Text
☆ ☆ ☆ ☆ ☆ ☆ ☆

# Online Rollenspiel



## Koyote (8. Juni 2011)

Hi,
ich bin mal wieder auf der Suche, nach einem kostenlosen online Rollenspiel, indem man auch ohne echtes Geld etwas erreichen kann. Ich habe mal ca. 2,5 Jahre lang Metin gezockt und auch ein bisschen Geld dafür ausgegeben (nicht viel, vielleicht so viel, wie ein Spiel im Handel kostet). Als ich den Acount dann gelöscht habe, da ich mich mehr um die Schule kümmern wollte, da ich schlechter wurde, habe ich es schade gefunden, dass das ganze Geld weg ist, war für 2,5 Jahre nicht viel, aber trotzdem schade. Danach ging es auch wieder super in der Schule voran  Will jetzt mit einem neuen Spiel anfangen, für das ich kein Geld ausgebe.

Steuerung zum laufen sollte nicht mit der Maus sein sondern mit Feiltasten / W,A,S,D.  Ja und dann halt so ganz normales online Rollenspiel, Queste, Geld erarbeiten, neue Sachen kaufen etc....
Würde mich freuen, wenn ihr mir da Spiele vorschlagen könntet.

Hardware ist z.Z. noch ne Onboardgrafikkarte, ein AMD 965 und 4 GB Ram. 6970 ist schon bestellt, also an der HW sollte es nicht scheitern.

☆ ☆ ☆ ☆ ☆ ☆ ☆

Datenauflistung
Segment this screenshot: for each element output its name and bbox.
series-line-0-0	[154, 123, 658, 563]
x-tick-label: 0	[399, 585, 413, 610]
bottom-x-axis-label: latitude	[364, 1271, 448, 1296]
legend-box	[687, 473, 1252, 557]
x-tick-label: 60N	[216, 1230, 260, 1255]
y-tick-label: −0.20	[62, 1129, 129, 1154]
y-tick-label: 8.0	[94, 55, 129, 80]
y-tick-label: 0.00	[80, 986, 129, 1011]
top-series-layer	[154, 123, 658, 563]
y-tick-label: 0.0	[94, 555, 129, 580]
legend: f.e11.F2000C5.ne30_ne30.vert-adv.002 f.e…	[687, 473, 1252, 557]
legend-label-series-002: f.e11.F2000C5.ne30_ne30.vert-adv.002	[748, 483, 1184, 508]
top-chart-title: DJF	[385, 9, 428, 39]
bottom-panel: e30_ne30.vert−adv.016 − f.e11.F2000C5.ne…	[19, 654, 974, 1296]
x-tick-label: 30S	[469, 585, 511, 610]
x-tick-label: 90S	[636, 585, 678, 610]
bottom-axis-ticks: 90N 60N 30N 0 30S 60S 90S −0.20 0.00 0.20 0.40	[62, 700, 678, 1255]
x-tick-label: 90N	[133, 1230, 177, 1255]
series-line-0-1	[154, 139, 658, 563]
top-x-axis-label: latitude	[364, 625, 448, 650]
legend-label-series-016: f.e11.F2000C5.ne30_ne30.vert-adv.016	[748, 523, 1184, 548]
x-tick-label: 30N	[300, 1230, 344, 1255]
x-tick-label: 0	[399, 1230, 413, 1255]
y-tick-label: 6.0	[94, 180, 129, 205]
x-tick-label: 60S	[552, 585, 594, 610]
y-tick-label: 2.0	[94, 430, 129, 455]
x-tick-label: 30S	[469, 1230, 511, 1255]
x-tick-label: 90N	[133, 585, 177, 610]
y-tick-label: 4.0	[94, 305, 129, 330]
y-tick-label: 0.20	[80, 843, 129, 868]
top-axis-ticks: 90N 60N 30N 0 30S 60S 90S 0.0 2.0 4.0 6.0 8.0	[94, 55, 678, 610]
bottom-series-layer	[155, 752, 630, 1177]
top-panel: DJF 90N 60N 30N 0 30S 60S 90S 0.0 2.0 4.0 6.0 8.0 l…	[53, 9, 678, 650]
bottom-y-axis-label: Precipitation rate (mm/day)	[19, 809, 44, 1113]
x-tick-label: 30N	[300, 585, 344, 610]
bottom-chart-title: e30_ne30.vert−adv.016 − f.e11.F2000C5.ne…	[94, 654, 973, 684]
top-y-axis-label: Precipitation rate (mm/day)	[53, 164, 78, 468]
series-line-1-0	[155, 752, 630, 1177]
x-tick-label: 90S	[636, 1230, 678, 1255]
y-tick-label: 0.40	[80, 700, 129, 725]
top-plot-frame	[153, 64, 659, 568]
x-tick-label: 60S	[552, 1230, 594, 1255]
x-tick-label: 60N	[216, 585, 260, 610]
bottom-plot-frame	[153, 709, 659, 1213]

☆ ☆ ☆ ☆ ☆ ☆ ☆

Zu bearbeitende Aufgaben
A. Zähle alle Hardwarekomponenten auf, die im Forenbeitrag erwähnt werden.
B. Gib aus dem Forenbeitrag den Abschnitt von „## Koyote (8.“ bis „Sachen kaufen etc....“ wortgetreu wieder.
C. Beantworte anhand des Forenbeitrags die folgenden Fragen:
(i) Wie lange hat Koyote Metin gespielt?
(ii) Weshalb hat Koyote den Account gelöscht?
(iii) Wie viel Arbeitsspeicher hat Koyotes Rechner?

Lösungen
A.
Onboardgrafikkarte
AMD 965
4 GB Ram
6970

B.
## Koyote (8. Juni 2011)

Hi,
ich bin mal wieder auf der Suche, nach einem kostenlosen online Rollenspiel, indem man auch ohne echtes Geld etwas erreichen kann. Ich habe mal ca. 2,5 Jahre lang Metin gezockt und auch ein bisschen Geld dafür ausgegeben (nicht viel, vielleicht so viel, wie ein Spiel im Handel kostet). Als ich den Acount dann gelöscht habe, da ich mich mehr um die Schule kümmern wollte, da ich schlechter wurde, habe ich es schade gefunden, dass das ganze Geld weg ist, war für 2,5 Jahre nicht viel, aber trotzdem schade. Danach ging es auch wieder super in der Schule voran  Will jetzt mit einem neuen Spiel anfangen, für das ich kein Geld ausgebe.

Steuerung zum laufen sollte nicht mit der Maus sein sondern mit Feiltasten / W,A,S,D.  Ja und dann halt so ganz normales online Rollenspiel, Queste, Geld erarbeiten, neue Sachen kaufen etc....

C.
(i) Ungefähr 2,5 Jahre.
(ii) Um sich mehr um die Schule zu kümmern, weil die Leistungen schlechter wurden.
(iii) 4 GB Ram.